Source
· · · · · · ·
Photo credit: Unit City
In fact, it should hardly be a surprise at all as the development of digital technologies—both hardware and software—has a long and proud history in Ukraine. МЕОМ, the first digital electronic computer in continental Europe, was completed in 1951 in Feofania on the outskirts of Kyiv. That is just two years after EDVAC, the first digital computer in the United States, and EDSAC, the first digital computer in the United Kingdom were constructed.
Advances in building computer hardware were followed by a bold proposal for the creation of OGAS, a prototype Internet project developed in Ukraine in 1964. A local area network (LAN) version of OGAS was tested at a Lviv television factory in 1967, two years before the Advanced Research Projects Agency Network (ARPANET) project in the United States became operational. Among other things, the creators of OGAS developed a prototype of a digital currency as an electronic ledger of accounts.
Figure 1. Number of People Employed in IT Industry, Thousands
Source: Ukrstat structural business statistics data on the number of people employed for the following types of economic activities according to the NACE2 classification: 58.2 Software publishing, 62 Computer programming, consultancy and related activities, 63.1 Data processing, hosting and related activities; web portals.
While Ukrainian computer scientists have always had plenty of great ideas and the country enjoyed a multi-generational pool of engineering talent to execute them, it was only after Ukraine’s independence in 1991 that its IT industry began to acquire the necessary business skills to become globally competitive.
In 2018, eighteen Ukrainian IT companies were rated among the Top-100 outsourcing companies by the International Association of Outsourcing Professionals.
Ukraine’s legacy economy and its new digital economy are built on different values. The former, which Ukraine inherited from its Soviet past, is predominantly based on rent seeking and cheap resources. The new digital economy focuses on continued integration into the global markets and on increasing productivity and competitiveness of Ukraine’s human capital.
Unlike in the legacy industries, there are no Ukrainian IT oligarchs, no IT-supported political parties in the Rada, and no IT-controlled Ukrainian media channels. No IT company has been subsidized or bailed out with taxpayers’ funds. Instead, Ukrainian IT companies pay high wages, invest in educating their labor force, and work on ever more challenging projects.
Since 2013, the number of people employed in the Ukrainian IT industry has grown by almost 30 percent, reaching 153.8 thousand in 2016 (see figure 1). There was a period of decline in 2015, which was most likely caused by internal migration and disruption due to the war in the east of Ukraine and the occupation of Crimea. Some people moved abroad; others stayed in the occupied territories, waiting for a viable solution.
Industry leaders expect the number of people in the IT industry to double over the next five years. The growth will be achieved by attracting new university graduates and by absorbing and retraining workers from other fields. This dynamic is fueled by extremely advantageous compensations levels in Ukrainian IT, which are nearly six times higher than the average salary in the country—US$1,700 vs. US$300, respectively.
· · · · · · ·
Data shown
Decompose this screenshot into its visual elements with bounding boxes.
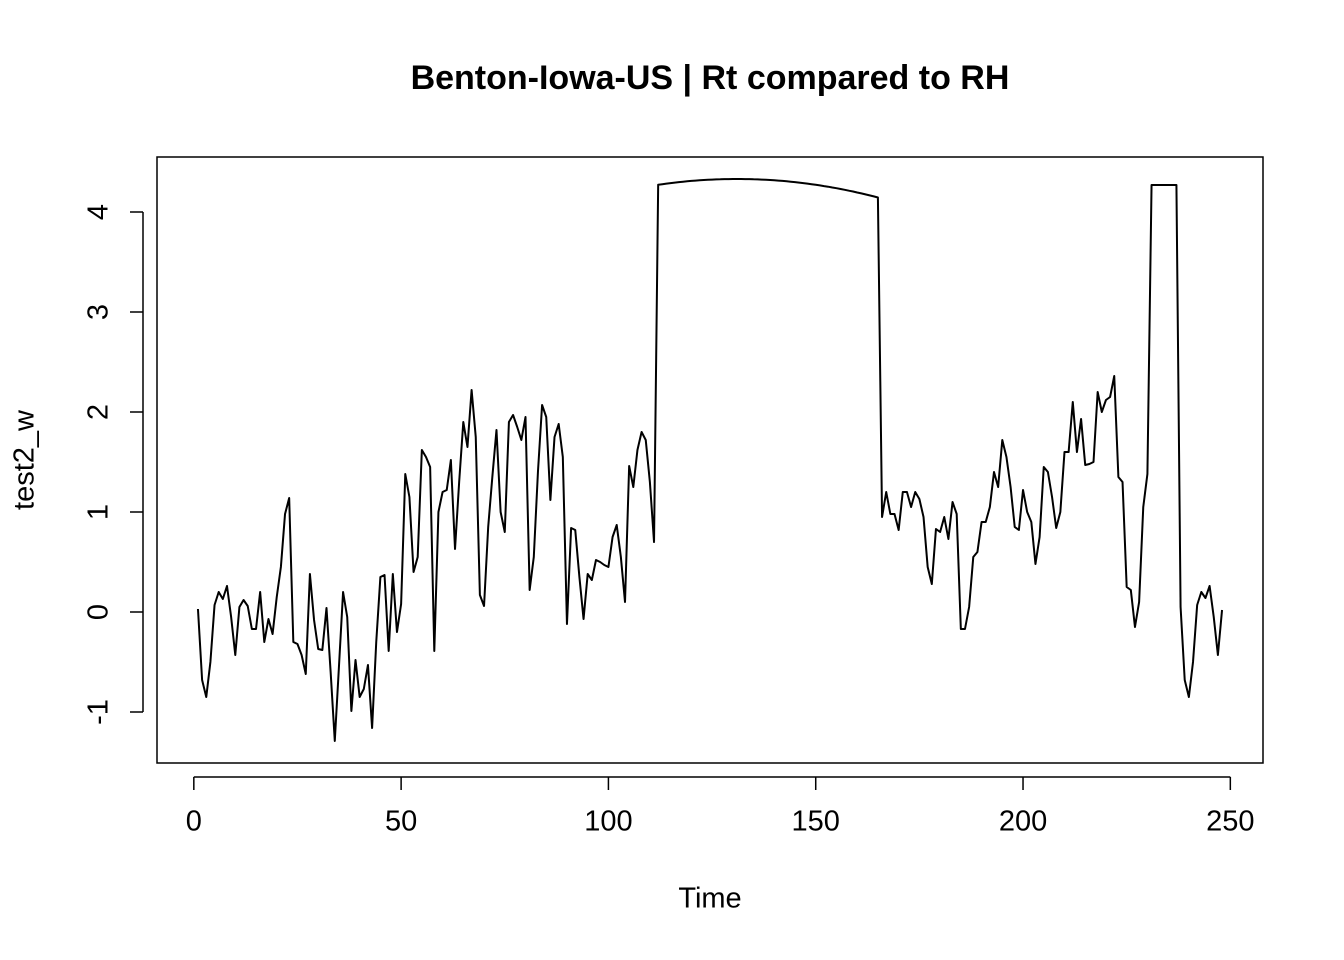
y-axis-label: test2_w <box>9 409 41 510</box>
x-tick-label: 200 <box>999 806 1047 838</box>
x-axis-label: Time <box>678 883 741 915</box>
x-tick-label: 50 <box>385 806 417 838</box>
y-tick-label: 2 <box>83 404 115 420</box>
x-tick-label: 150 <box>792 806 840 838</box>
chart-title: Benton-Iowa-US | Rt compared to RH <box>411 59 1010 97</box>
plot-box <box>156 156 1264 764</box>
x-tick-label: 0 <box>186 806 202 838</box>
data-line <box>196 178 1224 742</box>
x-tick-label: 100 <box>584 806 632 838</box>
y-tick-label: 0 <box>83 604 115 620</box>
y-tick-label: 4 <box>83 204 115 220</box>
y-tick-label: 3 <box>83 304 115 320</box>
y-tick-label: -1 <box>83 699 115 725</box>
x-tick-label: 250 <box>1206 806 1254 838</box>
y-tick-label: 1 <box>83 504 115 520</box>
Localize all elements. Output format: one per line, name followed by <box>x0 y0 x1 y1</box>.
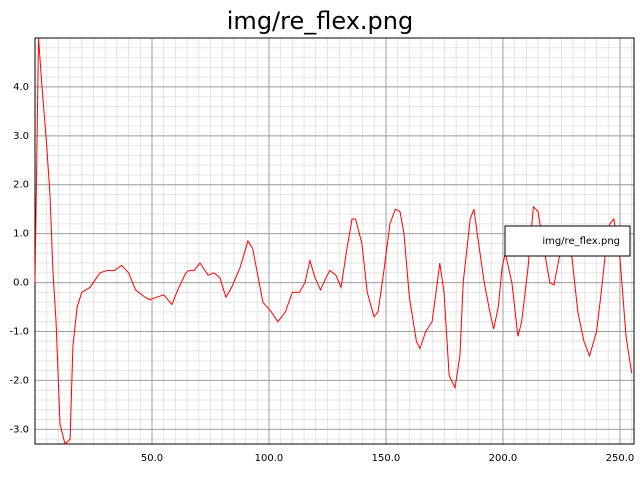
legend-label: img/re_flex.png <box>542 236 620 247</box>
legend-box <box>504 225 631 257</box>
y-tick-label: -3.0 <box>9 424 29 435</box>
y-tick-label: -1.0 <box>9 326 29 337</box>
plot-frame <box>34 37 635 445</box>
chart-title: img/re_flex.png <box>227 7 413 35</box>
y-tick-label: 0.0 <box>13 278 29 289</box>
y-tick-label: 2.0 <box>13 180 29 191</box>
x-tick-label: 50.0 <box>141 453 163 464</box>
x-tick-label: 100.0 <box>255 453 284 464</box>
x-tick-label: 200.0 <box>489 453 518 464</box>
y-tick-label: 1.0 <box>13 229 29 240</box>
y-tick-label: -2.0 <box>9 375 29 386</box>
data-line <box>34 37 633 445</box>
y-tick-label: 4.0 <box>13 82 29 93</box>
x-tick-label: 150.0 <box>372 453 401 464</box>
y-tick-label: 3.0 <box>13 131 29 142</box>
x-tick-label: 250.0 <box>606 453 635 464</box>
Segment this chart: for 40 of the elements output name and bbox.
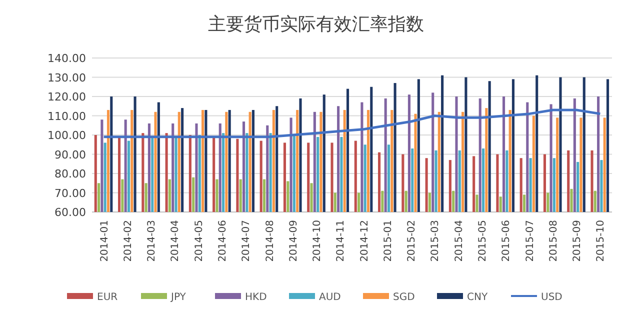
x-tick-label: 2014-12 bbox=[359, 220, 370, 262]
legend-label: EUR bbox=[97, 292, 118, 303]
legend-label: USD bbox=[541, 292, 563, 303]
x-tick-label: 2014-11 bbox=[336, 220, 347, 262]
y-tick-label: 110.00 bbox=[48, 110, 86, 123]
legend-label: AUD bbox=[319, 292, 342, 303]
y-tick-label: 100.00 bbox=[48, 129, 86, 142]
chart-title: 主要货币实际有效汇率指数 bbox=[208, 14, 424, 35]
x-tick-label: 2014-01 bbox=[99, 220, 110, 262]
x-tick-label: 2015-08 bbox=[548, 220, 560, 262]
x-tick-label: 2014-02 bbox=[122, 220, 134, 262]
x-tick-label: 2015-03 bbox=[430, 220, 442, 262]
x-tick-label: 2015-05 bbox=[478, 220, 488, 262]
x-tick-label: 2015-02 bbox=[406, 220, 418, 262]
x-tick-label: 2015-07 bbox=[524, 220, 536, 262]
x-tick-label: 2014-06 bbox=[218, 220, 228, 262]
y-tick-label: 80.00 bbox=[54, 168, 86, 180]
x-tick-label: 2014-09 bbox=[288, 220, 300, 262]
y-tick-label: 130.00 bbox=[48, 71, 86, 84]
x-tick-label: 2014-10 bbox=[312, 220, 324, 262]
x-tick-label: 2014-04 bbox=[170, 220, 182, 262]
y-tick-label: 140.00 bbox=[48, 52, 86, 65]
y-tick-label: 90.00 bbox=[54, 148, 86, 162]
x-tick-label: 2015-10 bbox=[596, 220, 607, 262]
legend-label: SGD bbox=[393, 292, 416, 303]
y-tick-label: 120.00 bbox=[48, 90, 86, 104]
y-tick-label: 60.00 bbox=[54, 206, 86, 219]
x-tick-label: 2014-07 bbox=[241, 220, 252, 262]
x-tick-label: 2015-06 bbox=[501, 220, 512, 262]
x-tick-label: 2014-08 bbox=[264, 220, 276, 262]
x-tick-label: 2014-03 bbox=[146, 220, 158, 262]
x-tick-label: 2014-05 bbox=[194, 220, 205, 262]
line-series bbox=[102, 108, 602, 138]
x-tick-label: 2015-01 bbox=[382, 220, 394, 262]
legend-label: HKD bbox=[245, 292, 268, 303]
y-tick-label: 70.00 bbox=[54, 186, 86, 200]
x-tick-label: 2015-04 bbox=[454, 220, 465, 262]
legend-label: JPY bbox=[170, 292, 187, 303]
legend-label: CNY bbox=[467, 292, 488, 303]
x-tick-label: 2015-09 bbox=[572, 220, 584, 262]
· · · · · · ·
Task requirements
a. Name every digital computer that the piece on Ukraine's IT industry mentions.
b. In the records, copy each line from the line with "x-tick-label: 2014-12 bbox=[359, 220, 370, 262]" to the line with "x-tick-label: 2015-08 bbox=[548, 220, 560, 262]", including both of those lines.

Answers to the tasks
a. МЕОМ, EDVAC, EDSAC

b.
x-tick-label: 2014-12 bbox=[359, 220, 370, 262]
legend-label: EUR bbox=[97, 292, 118, 303]
legend-label: USD bbox=[541, 292, 563, 303]
x-tick-label: 2014-11 bbox=[336, 220, 347, 262]
y-tick-label: 110.00 bbox=[48, 110, 86, 123]
legend-label: AUD bbox=[319, 292, 342, 303]
y-tick-label: 100.00 bbox=[48, 129, 86, 142]
chart-title: 主要货币实际有效汇率指数 bbox=[208, 14, 424, 35]
x-tick-label: 2014-01 bbox=[99, 220, 110, 262]
x-tick-label: 2015-08 bbox=[548, 220, 560, 262]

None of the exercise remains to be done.